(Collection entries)

# # #

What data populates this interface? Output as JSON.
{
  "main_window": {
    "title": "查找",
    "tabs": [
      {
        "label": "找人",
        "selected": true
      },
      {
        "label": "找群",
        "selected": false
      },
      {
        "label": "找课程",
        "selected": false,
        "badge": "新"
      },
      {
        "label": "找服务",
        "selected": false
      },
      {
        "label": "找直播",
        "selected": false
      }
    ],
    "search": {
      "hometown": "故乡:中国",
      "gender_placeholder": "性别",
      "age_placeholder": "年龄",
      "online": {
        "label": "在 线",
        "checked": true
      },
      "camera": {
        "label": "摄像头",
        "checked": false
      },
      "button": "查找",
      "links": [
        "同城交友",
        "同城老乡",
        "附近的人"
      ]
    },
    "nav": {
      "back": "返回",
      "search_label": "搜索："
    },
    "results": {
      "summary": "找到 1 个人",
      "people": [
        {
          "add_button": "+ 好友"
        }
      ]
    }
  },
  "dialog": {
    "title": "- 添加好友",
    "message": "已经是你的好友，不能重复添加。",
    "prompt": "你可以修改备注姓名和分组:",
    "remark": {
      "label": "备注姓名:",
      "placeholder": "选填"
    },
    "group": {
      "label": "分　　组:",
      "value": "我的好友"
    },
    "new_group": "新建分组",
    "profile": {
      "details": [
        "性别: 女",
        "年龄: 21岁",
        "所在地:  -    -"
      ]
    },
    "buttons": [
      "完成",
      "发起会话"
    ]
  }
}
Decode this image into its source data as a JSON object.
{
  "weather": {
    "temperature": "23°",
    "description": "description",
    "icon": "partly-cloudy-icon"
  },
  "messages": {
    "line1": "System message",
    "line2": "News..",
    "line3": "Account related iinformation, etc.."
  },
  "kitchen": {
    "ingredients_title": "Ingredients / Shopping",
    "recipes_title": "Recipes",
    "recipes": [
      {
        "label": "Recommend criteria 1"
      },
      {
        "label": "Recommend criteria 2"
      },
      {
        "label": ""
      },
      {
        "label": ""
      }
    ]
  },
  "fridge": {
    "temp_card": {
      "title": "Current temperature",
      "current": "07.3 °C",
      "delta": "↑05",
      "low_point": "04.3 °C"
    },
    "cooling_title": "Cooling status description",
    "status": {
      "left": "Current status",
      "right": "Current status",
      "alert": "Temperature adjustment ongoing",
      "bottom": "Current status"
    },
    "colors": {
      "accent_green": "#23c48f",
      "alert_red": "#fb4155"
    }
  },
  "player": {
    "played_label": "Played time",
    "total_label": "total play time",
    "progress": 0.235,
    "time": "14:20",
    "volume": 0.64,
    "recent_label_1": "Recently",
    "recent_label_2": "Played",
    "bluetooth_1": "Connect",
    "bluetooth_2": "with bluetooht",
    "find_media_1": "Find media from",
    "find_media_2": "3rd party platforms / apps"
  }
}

# # #

Aim
Repeat the material above in full, exactly as it stands.

Expected output
What data populates this interface? Output as JSON.
{
  "main_window": {
    "title": "查找",
    "tabs": [
      {
        "label": "找人",
        "selected": true
      },
      {
        "label": "找群",
        "selected": false
      },
      {
        "label": "找课程",
        "selected": false,
        "badge": "新"
      },
      {
        "label": "找服务",
        "selected": false
      },
      {
        "label": "找直播",
        "selected": false
      }
    ],
    "search": {
      "hometown": "故乡:中国",
      "gender_placeholder": "性别",
      "age_placeholder": "年龄",
      "online": {
        "label": "在 线",
        "checked": true
      },
      "camera": {
        "label": "摄像头",
        "checked": false
      },
      "button": "查找",
      "links": [
        "同城交友",
        "同城老乡",
        "附近的人"
      ]
    },
    "nav": {
      "back": "返回",
      "search_label": "搜索："
    },
    "results": {
      "summary": "找到 1 个人",
      "people": [
        {
          "add_button": "+ 好友"
        }
      ]
    }
  },
  "dialog": {
    "title": "- 添加好友",
    "message": "已经是你的好友，不能重复添加。",
    "prompt": "你可以修改备注姓名和分组:",
    "remark": {
      "label": "备注姓名:",
      "placeholder": "选填"
    },
    "group": {
      "label": "分　　组:",
      "value": "我的好友"
    },
    "new_group": "新建分组",
    "profile": {
      "details": [
        "性别: 女",
        "年龄: 21岁",
        "所在地:  -    -"
      ]
    },
    "buttons": [
      "完成",
      "发起会话"
    ]
  }
}
Decode this image into its source data as a JSON object.
{
  "weather": {
    "temperature": "23°",
    "description": "description",
    "icon": "partly-cloudy-icon"
  },
  "messages": {
    "line1": "System message",
    "line2": "News..",
    "line3": "Account related iinformation, etc.."
  },
  "kitchen": {
    "ingredients_title": "Ingredients / Shopping",
    "recipes_title": "Recipes",
    "recipes": [
      {
        "label": "Recommend criteria 1"
      },
      {
        "label": "Recommend criteria 2"
      },
      {
        "label": ""
      },
      {
        "label": ""
      }
    ]
  },
  "fridge": {
    "temp_card": {
      "title": "Current temperature",
      "current": "07.3 °C",
      "delta": "↑05",
      "low_point": "04.3 °C"
    },
    "cooling_title": "Cooling status description",
    "status": {
      "left": "Current status",
      "right": "Current status",
      "alert": "Temperature adjustment ongoing",
      "bottom": "Current status"
    },
    "colors": {
      "accent_green": "#23c48f",
      "alert_red": "#fb4155"
    }
  },
  "player": {
    "played_label": "Played time",
    "total_label": "total play time",
    "progress": 0.235,
    "time": "14:20",
    "volume": 0.64,
    "recent_label_1": "Recently",
    "recent_label_2": "Played",
    "bluetooth_1": "Connect",
    "bluetooth_2": "with bluetooht",
    "find_media_1": "Find media from",
    "find_media_2": "3rd party platforms / apps"
  }
}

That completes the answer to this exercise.